**Data rows:**
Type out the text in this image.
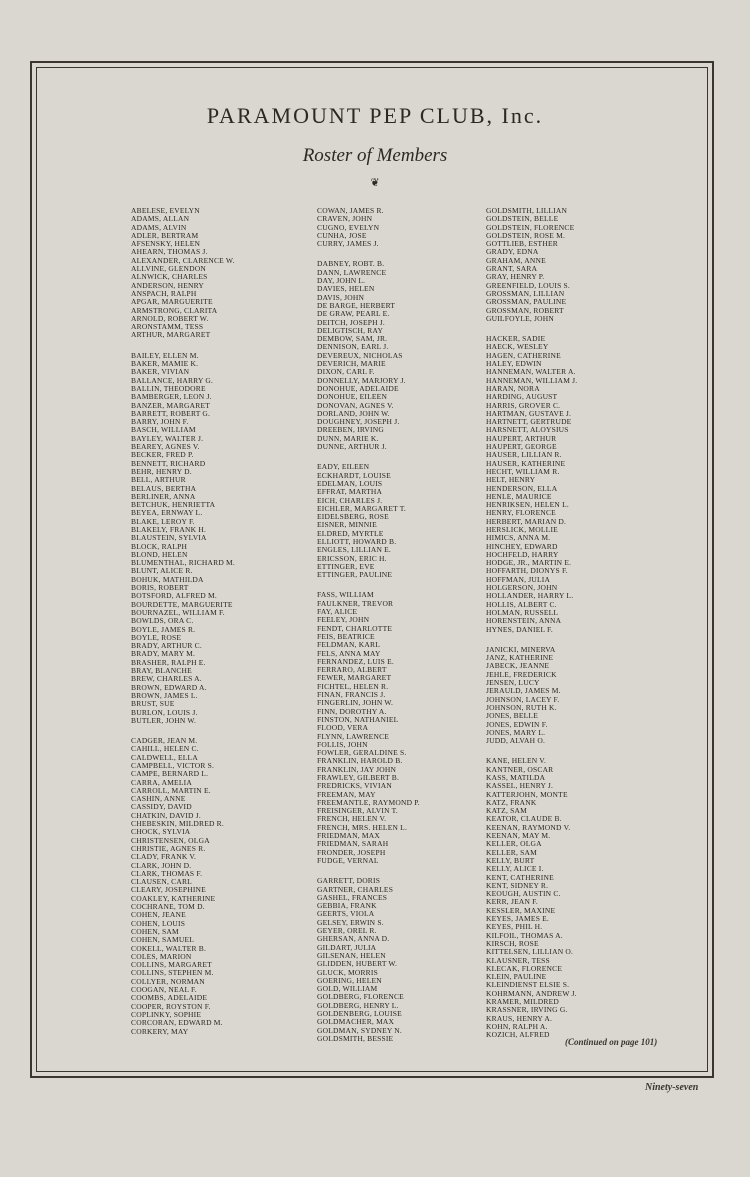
PARAMOUNT PEP CLUB, Inc.
Roster of Members
❦
ABELESE, EVELYN
ADAMS, ALLAN
ADAMS, ALVIN
ADLER, BERTRAM
AFSENSKY, HELEN
AHEARN, THOMAS J.
ALEXANDER, CLARENCE W.
ALLVINE, GLENDON
ALNWICK, CHARLES
ANDERSON, HENRY
ANSPACH, RALPH
APGAR, MARGUERITE
ARMSTRONG, CLARITA
ARNOLD, ROBERT W.
ARONSTAMM, TESS
ARTHUR, MARGARET
BAILEY, ELLEN M.
BAKER, MAMIE K.
BAKER, VIVIAN
BALLANCE, HARRY G.
BALLIN, THEODORE
BAMBERGER, LEON J.
BANZER, MARGARET
BARRETT, ROBERT G.
BARRY, JOHN F.
BASCH, WILLIAM
BAYLEY, WALTER J.
BEAREY, AGNES V.
BECKER, FRED P.
BENNETT, RICHARD
BEHR, HENRY D.
BELL, ARTHUR
BELAUS, BERTHA
BERLINER, ANNA
BETCHUK, HENRIETTA
BEYEA, ERNWAY L.
BLAKE, LEROY F.
BLAKELY, FRANK H.
BLAUSTEIN, SYLVIA
BLOCK, RALPH
BLOND, HELEN
BLUMENTHAL, RICHARD M.
BLUNT, ALICE R.
BOHUK, MATHILDA
BORIS, ROBERT
BOTSFORD, ALFRED M.
BOURDETTE, MARGUERITE
BOURNAZEL, WILLIAM F.
BOWLDS, ORA C.
BOYLE, JAMES R.
BOYLE, ROSE
BRADY, ARTHUR C.
BRADY, MARY M.
BRASHER, RALPH E.
BRAY, BLANCHE
BREW, CHARLES A.
BROWN, EDWARD A.
BROWN, JAMES L.
BRUST, SUE
BURLON, LOUIS J.
BUTLER, JOHN W.
CADGER, JEAN M.
CAHILL, HELEN C.
CALDWELL, ELLA
CAMPBELL, VICTOR S.
CAMPE, BERNARD L.
CARRA, AMELIA
CARROLL, MARTIN E.
CASHIN, ANNE
CASSIDY, DAVID
CHATKIN, DAVID J.
CHEBESKIN, MILDRED R.
CHOCK, SYLVIA
CHRISTENSEN, OLGA
CHRISTIE, AGNES R.
CLADY, FRANK V.
CLARK, JOHN D.
CLARK, THOMAS F.
CLAUSEN, CARL
CLEARY, JOSEPHINE
COAKLEY, KATHERINE
COCHRANE, TOM D.
COHEN, JEANE
COHEN, LOUIS
COHEN, SAM
COHEN, SAMUEL
COKELL, WALTER B.
COLES, MARION
COLLINS, MARGARET
COLLINS, STEPHEN M.
COLLYER, NORMAN
COOGAN, NEAL F.
COOMBS, ADELAIDE
COOPER, ROYSTON F.
COPLINKY, SOPHIE
CORCORAN, EDWARD M.
CORKERY, MAY
COWAN, JAMES R.
CRAVEN, JOHN
CUGNO, EVELYN
CUNHA, JOSE
CURRY, JAMES J.
DABNEY, ROBT. B.
DANN, LAWRENCE
DAY, JOHN L.
DAVIES, HELEN
DAVIS, JOHN
DE BARGE, HERBERT
DE GRAW, PEARL E.
DEITCH, JOSEPH J.
DELIGTISCH, RAY
DEMBOW, SAM, JR.
DENNISON, EARL J.
DEVEREUX, NICHOLAS
DEVERICH, MARIE
DIXON, CARL F.
DONNELLY, MARJORY J.
DONOHUE, ADELAIDE
DONOHUE, EILEEN
DONOVAN, AGNES V.
DORLAND, JOHN W.
DOUGHNEY, JOSEPH J.
DREEBEN, IRVING
DUNN, MARIE K.
DUNNE, ARTHUR J.
EADY, EILEEN
ECKHARDT, LOUISE
EDELMAN, LOUIS
EFFRAT, MARTHA
EICH, CHARLES J.
EICHLER, MARGARET T.
EIDELSBERG, ROSE
EISNER, MINNIE
ELDRED, MYRTLE
ELLIOTT, HOWARD B.
ENGLES, LILLIAN E.
ERICSSON, ERIC H.
ETTINGER, EVE
ETTINGER, PAULINE
FASS, WILLIAM
FAULKNER, TREVOR
FAY, ALICE
FEELEY, JOHN
FENDT, CHARLOTTE
FEIS, BEATRICE
FELDMAN, KARL
FELS, ANNA MAY
FERNANDEZ, LUIS E.
FERRARO, ALBERT
FEWER, MARGARET
FICHTEL, HELEN R.
FINAN, FRANCIS J.
FINGERLIN, JOHN W.
FINN, DOROTHY A.
FINSTON, NATHANIEL
FLOOD, VERA
FLYNN, LAWRENCE
FOLLIS, JOHN
FOWLER, GERALDINE S.
FRANKLIN, HAROLD B.
FRANKLIN, JAY JOHN
FRAWLEY, GILBERT B.
FREDRICKS, VIVIAN
FREEMAN, MAY
FREEMANTLE, RAYMOND P.
FREISINGER, ALVIN T.
FRENCH, HELEN V.
FRENCH, MRS. HELEN L.
FRIEDMAN, MAX
FRIEDMAN, SARAH
FRONDER, JOSEPH
FUDGE, VERNAL
GARRETT, DORIS
GARTNER, CHARLES
GASHEL, FRANCES
GEBBIA, FRANK
GEERTS, VIOLA
GELSEY, ERWIN S.
GEYER, OREL R.
GHERSAN, ANNA D.
GILDART, JULIA
GILSENAN, HELEN
GLIDDEN, HUBERT W.
GLUCK, MORRIS
GOERING, HELEN
GOLD, WILLIAM
GOLDBERG, FLORENCE
GOLDBERG, HENRY L.
GOLDENBERG, LOUISE
GOLDMACHER, MAX
GOLDMAN, SYDNEY N.
GOLDSMITH, BESSIE
GOLDSMITH, LILLIAN
GOLDSTEIN, BELLE
GOLDSTEIN, FLORENCE
GOLDSTEIN, ROSE M.
GOTTLIEB, ESTHER
GRADY, EDNA
GRAHAM, ANNE
GRANT, SARA
GRAY, HENRY P.
GREENFIELD, LOUIS S.
GROSSMAN, LILLIAN
GROSSMAN, PAULINE
GROSSMAN, ROBERT
GUILFOYLE, JOHN
HACKER, SADIE
HAECK, WESLEY
HAGEN, CATHERINE
HALEY, EDWIN
HANNEMAN, WALTER A.
HANNEMAN, WILLIAM J.
HARAN, NORA
HARDING, AUGUST
HARRIS, GROVER C.
HARTMAN, GUSTAVE J.
HARTNETT, GERTRUDE
HARSNETT, ALOYSIUS
HAUPERT, ARTHUR
HAUPERT, GEORGE
HAUSER, LILLIAN R.
HAUSER, KATHERINE
HECHT, WILLIAM R.
HELT, HENRY
HENDERSON, ELLA
HENLE, MAURICE
HENRIKSEN, HELEN L.
HENRY, FLORENCE
HERBERT, MARIAN D.
HERSLICK, MOLLIE
HIMICS, ANNA M.
HINCHEY, EDWARD
HOCHFELD, HARRY
HODGE, JR., MARTIN E.
HOFFARTH, DIONYS F.
HOFFMAN, JULIA
HOLGERSON, JOHN
HOLLANDER, HARRY L.
HOLLIS, ALBERT C.
HOLMAN, RUSSELL
HORENSTEIN, ANNA
HYNES, DANIEL F.
JANICKI, MINERVA
JANZ, KATHERINE
JABECK, JEANNE
JEHLE, FREDERICK
JENSEN, LUCY
JERAULD, JAMES M.
JOHNSON, LACEY F.
JOHNSON, RUTH K.
JONES, BELLE
JONES, EDWIN F.
JONES, MARY L.
JUDD, ALVAH O.
KANE, HELEN V.
KANTNER, OSCAR
KASS, MATILDA
KASSEL, HENRY J.
KATTERJOHN, MONTE
KATZ, FRANK
KATZ, SAM
KEATOR, CLAUDE B.
KEENAN, RAYMOND V.
KEENAN, MAY M.
KELLER, OLGA
KELLER, SAM
KELLY, BURT
KELLY, ALICE I.
KENT, CATHERINE
KENT, SIDNEY R.
KEOUGH, AUSTIN C.
KERR, JEAN F.
KESSLER, MAXINE
KEYES, JAMES E.
KEYES, PHIL H.
KILFOIL, THOMAS A.
KIRSCH, ROSE
KITTELSEN, LILLIAN O.
KLAUSNER, TESS
KLECAK, FLORENCE
KLEIN, PAULINE
KLEINDIENST ELSIE S.
KOHRMANN, ANDREW J.
KRAMER, MILDRED
KRASSNER, IRVING G.
KRAUS, HENRY A.
KOHN, RALPH A.
KOZICH, ALFRED
(Continued on page 101)
Ninety-seven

**Task objective:** Identify lines with the string "RAYMOND". Copy each one.

**Output below:**
FREEMANTLE, RAYMOND P.
KEENAN, RAYMOND V.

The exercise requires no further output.